Given exercise:
The data below should be printed in full, exactly, and without any of its images.

[Dataset listings of figures]
start

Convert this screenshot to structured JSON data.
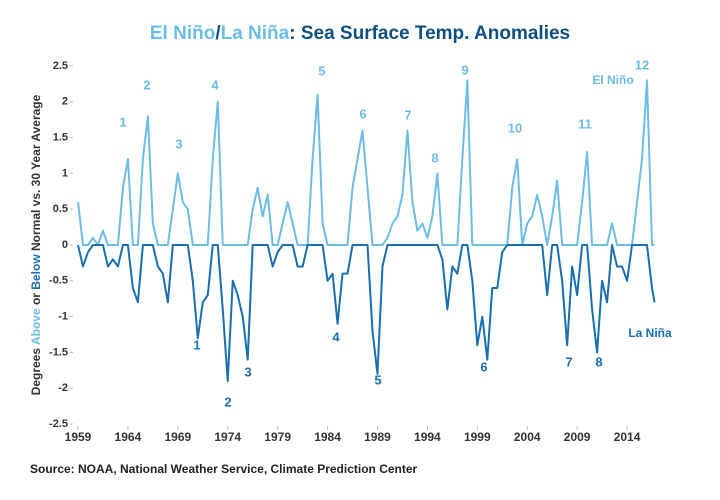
{
  "chart_data": {
    "type": "line",
    "title_parts": [
      "El Niño",
      "/",
      "La Niña",
      ": Sea Surface Temp. Anomalies"
    ],
    "y_label_parts": [
      "Degrees ",
      "Above",
      " or ",
      "Below",
      " Normal vs. 30 Year Average"
    ],
    "source": "Source: NOAA, National Weather Service, Climate Prediction Center",
    "x": [
      1959,
      1959.5,
      1960,
      1960.5,
      1961,
      1961.5,
      1962,
      1962.5,
      1963,
      1963.5,
      1964,
      1964.5,
      1965,
      1965.5,
      1966,
      1966.5,
      1967,
      1967.5,
      1968,
      1968.5,
      1969,
      1969.5,
      1970,
      1970.5,
      1971,
      1971.5,
      1972,
      1972.5,
      1973,
      1973.5,
      1974,
      1974.5,
      1975,
      1975.5,
      1976,
      1976.5,
      1977,
      1977.5,
      1978,
      1978.5,
      1979,
      1979.5,
      1980,
      1980.5,
      1981,
      1981.5,
      1982,
      1982.5,
      1983,
      1983.5,
      1984,
      1984.5,
      1985,
      1985.5,
      1986,
      1986.5,
      1987,
      1987.5,
      1988,
      1988.5,
      1989,
      1989.5,
      1990,
      1990.5,
      1991,
      1991.5,
      1992,
      1992.5,
      1993,
      1993.5,
      1994,
      1994.5,
      1995,
      1995.5,
      1996,
      1996.5,
      1997,
      1997.5,
      1998,
      1998.5,
      1999,
      1999.5,
      2000,
      2000.5,
      2001,
      2001.5,
      2002,
      2002.5,
      2003,
      2003.5,
      2004,
      2004.5,
      2005,
      2005.5,
      2006,
      2006.5,
      2007,
      2007.5,
      2008,
      2008.5,
      2009,
      2009.5,
      2010,
      2010.5,
      2011,
      2011.5,
      2012,
      2012.5,
      2013,
      2013.5,
      2014,
      2014.5,
      2015,
      2015.5,
      2016,
      2016.5,
      2016.75
    ],
    "series": [
      {
        "name": "El Niño",
        "color": "#6cbde6",
        "values": [
          0.6,
          0,
          0,
          0.1,
          0,
          0.2,
          0,
          0,
          0,
          0.8,
          1.2,
          0,
          0,
          1.2,
          1.8,
          0.3,
          0,
          0,
          0,
          0.5,
          1.0,
          0.6,
          0.5,
          0,
          0,
          0,
          0,
          1.2,
          2.0,
          0,
          0,
          0,
          0,
          0,
          0,
          0.5,
          0.8,
          0.4,
          0.7,
          0,
          0,
          0.3,
          0.6,
          0.3,
          0,
          0,
          0,
          1.2,
          2.1,
          0.3,
          0,
          0,
          0,
          0,
          0,
          0.8,
          1.2,
          1.6,
          0.8,
          0,
          0,
          0,
          0.1,
          0.3,
          0.4,
          0.7,
          1.6,
          0.6,
          0.2,
          0.3,
          0.1,
          0.4,
          1.0,
          0,
          0,
          0,
          0,
          1.2,
          2.3,
          0,
          0,
          0,
          0,
          0,
          0,
          0,
          0,
          0.8,
          1.2,
          0,
          0.3,
          0.4,
          0.7,
          0.4,
          0,
          0.4,
          0.9,
          0,
          0,
          0,
          0,
          0.6,
          1.3,
          0,
          0,
          0,
          0,
          0.3,
          0,
          0,
          0,
          0,
          0.6,
          1.2,
          2.3,
          0,
          0
        ],
        "event_labels": [
          "1",
          "2",
          "3",
          "4",
          "5",
          "6",
          "7",
          "8",
          "9",
          "10",
          "11",
          "12"
        ]
      },
      {
        "name": "La Niña",
        "color": "#1a6fae",
        "values": [
          0,
          -0.3,
          -0.1,
          0,
          0,
          0,
          -0.3,
          -0.2,
          -0.3,
          0,
          0,
          -0.6,
          -0.8,
          0,
          0,
          0,
          -0.3,
          -0.4,
          -0.8,
          0,
          0,
          0,
          0,
          -0.5,
          -1.3,
          -0.8,
          -0.7,
          0,
          0,
          -0.9,
          -1.9,
          -0.5,
          -0.7,
          -1.0,
          -1.6,
          0,
          0,
          0,
          0,
          -0.3,
          -0.1,
          0,
          0,
          0,
          -0.3,
          -0.3,
          0,
          0,
          0,
          0,
          -0.5,
          -0.4,
          -1.1,
          -0.4,
          -0.4,
          0,
          0,
          0,
          0,
          -1.2,
          -1.8,
          -0.3,
          0,
          0,
          0,
          0,
          0,
          0,
          0,
          0,
          0,
          0,
          0,
          -0.2,
          -0.9,
          -0.3,
          -0.4,
          0,
          0,
          -0.5,
          -1.4,
          -1.0,
          -1.6,
          -0.6,
          -0.6,
          -0.1,
          0,
          0,
          0,
          0,
          0,
          0,
          0,
          0,
          -0.7,
          0,
          0,
          -0.5,
          -1.4,
          -0.3,
          -0.7,
          0,
          0,
          -0.9,
          -1.5,
          -0.5,
          -0.8,
          0,
          -0.3,
          -0.3,
          -0.5,
          0,
          0,
          0,
          0,
          -0.6,
          -0.8
        ],
        "event_labels": [
          "1",
          "2",
          "3",
          "4",
          "5",
          "6",
          "7",
          "8"
        ]
      }
    ],
    "xlim": [
      1959,
      2016.8
    ],
    "ylim": [
      -2.5,
      2.5
    ],
    "xticks": [
      1959,
      1964,
      1969,
      1974,
      1979,
      1984,
      1989,
      1994,
      1999,
      2004,
      2009,
      2014
    ],
    "yticks": [
      2.5,
      2,
      1.5,
      1,
      0.5,
      0,
      -0.5,
      -1,
      -1.5,
      -2,
      -2.5
    ],
    "grid": false
  }
}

end

Correct response:
Convert this screenshot to structured JSON data.
{
  "chart_data": {
    "type": "line",
    "title_parts": [
      "El Niño",
      "/",
      "La Niña",
      ": Sea Surface Temp. Anomalies"
    ],
    "y_label_parts": [
      "Degrees ",
      "Above",
      " or ",
      "Below",
      " Normal vs. 30 Year Average"
    ],
    "source": "Source: NOAA, National Weather Service, Climate Prediction Center",
    "x": [
      1959,
      1959.5,
      1960,
      1960.5,
      1961,
      1961.5,
      1962,
      1962.5,
      1963,
      1963.5,
      1964,
      1964.5,
      1965,
      1965.5,
      1966,
      1966.5,
      1967,
      1967.5,
      1968,
      1968.5,
      1969,
      1969.5,
      1970,
      1970.5,
      1971,
      1971.5,
      1972,
      1972.5,
      1973,
      1973.5,
      1974,
      1974.5,
      1975,
      1975.5,
      1976,
      1976.5,
      1977,
      1977.5,
      1978,
      1978.5,
      1979,
      1979.5,
      1980,
      1980.5,
      1981,
      1981.5,
      1982,
      1982.5,
      1983,
      1983.5,
      1984,
      1984.5,
      1985,
      1985.5,
      1986,
      1986.5,
      1987,
      1987.5,
      1988,
      1988.5,
      1989,
      1989.5,
      1990,
      1990.5,
      1991,
      1991.5,
      1992,
      1992.5,
      1993,
      1993.5,
      1994,
      1994.5,
      1995,
      1995.5,
      1996,
      1996.5,
      1997,
      1997.5,
      1998,
      1998.5,
      1999,
      1999.5,
      2000,
      2000.5,
      2001,
      2001.5,
      2002,
      2002.5,
      2003,
      2003.5,
      2004,
      2004.5,
      2005,
      2005.5,
      2006,
      2006.5,
      2007,
      2007.5,
      2008,
      2008.5,
      2009,
      2009.5,
      2010,
      2010.5,
      2011,
      2011.5,
      2012,
      2012.5,
      2013,
      2013.5,
      2014,
      2014.5,
      2015,
      2015.5,
      2016,
      2016.5,
      2016.75
    ],
    "series": [
      {
        "name": "El Niño",
        "color": "#6cbde6",
        "values": [
          0.6,
          0,
          0,
          0.1,
          0,
          0.2,
          0,
          0,
          0,
          0.8,
          1.2,
          0,
          0,
          1.2,
          1.8,
          0.3,
          0,
          0,
          0,
          0.5,
          1.0,
          0.6,
          0.5,
          0,
          0,
          0,
          0,
          1.2,
          2.0,
          0,
          0,
          0,
          0,
          0,
          0,
          0.5,
          0.8,
          0.4,
          0.7,
          0,
          0,
          0.3,
          0.6,
          0.3,
          0,
          0,
          0,
          1.2,
          2.1,
          0.3,
          0,
          0,
          0,
          0,
          0,
          0.8,
          1.2,
          1.6,
          0.8,
          0,
          0,
          0,
          0.1,
          0.3,
          0.4,
          0.7,
          1.6,
          0.6,
          0.2,
          0.3,
          0.1,
          0.4,
          1.0,
          0,
          0,
          0,
          0,
          1.2,
          2.3,
          0,
          0,
          0,
          0,
          0,
          0,
          0,
          0,
          0.8,
          1.2,
          0,
          0.3,
          0.4,
          0.7,
          0.4,
          0,
          0.4,
          0.9,
          0,
          0,
          0,
          0,
          0.6,
          1.3,
          0,
          0,
          0,
          0,
          0.3,
          0,
          0,
          0,
          0,
          0.6,
          1.2,
          2.3,
          0,
          0
        ],
        "event_labels": [
          "1",
          "2",
          "3",
          "4",
          "5",
          "6",
          "7",
          "8",
          "9",
          "10",
          "11",
          "12"
        ]
      },
      {
        "name": "La Niña",
        "color": "#1a6fae",
        "values": [
          0,
          -0.3,
          -0.1,
          0,
          0,
          0,
          -0.3,
          -0.2,
          -0.3,
          0,
          0,
          -0.6,
          -0.8,
          0,
          0,
          0,
          -0.3,
          -0.4,
          -0.8,
          0,
          0,
          0,
          0,
          -0.5,
          -1.3,
          -0.8,
          -0.7,
          0,
          0,
          -0.9,
          -1.9,
          -0.5,
          -0.7,
          -1.0,
          -1.6,
          0,
          0,
          0,
          0,
          -0.3,
          -0.1,
          0,
          0,
          0,
          -0.3,
          -0.3,
          0,
          0,
          0,
          0,
          -0.5,
          -0.4,
          -1.1,
          -0.4,
          -0.4,
          0,
          0,
          0,
          0,
          -1.2,
          -1.8,
          -0.3,
          0,
          0,
          0,
          0,
          0,
          0,
          0,
          0,
          0,
          0,
          0,
          -0.2,
          -0.9,
          -0.3,
          -0.4,
          0,
          0,
          -0.5,
          -1.4,
          -1.0,
          -1.6,
          -0.6,
          -0.6,
          -0.1,
          0,
          0,
          0,
          0,
          0,
          0,
          0,
          0,
          -0.7,
          0,
          0,
          -0.5,
          -1.4,
          -0.3,
          -0.7,
          0,
          0,
          -0.9,
          -1.5,
          -0.5,
          -0.8,
          0,
          -0.3,
          -0.3,
          -0.5,
          0,
          0,
          0,
          0,
          -0.6,
          -0.8
        ],
        "event_labels": [
          "1",
          "2",
          "3",
          "4",
          "5",
          "6",
          "7",
          "8"
        ]
      }
    ],
    "xlim": [
      1959,
      2016.8
    ],
    "ylim": [
      -2.5,
      2.5
    ],
    "xticks": [
      1959,
      1964,
      1969,
      1974,
      1979,
      1984,
      1989,
      1994,
      1999,
      2004,
      2009,
      2014
    ],
    "yticks": [
      2.5,
      2,
      1.5,
      1,
      0.5,
      0,
      -0.5,
      -1,
      -1.5,
      -2,
      -2.5
    ],
    "grid": false
  }
}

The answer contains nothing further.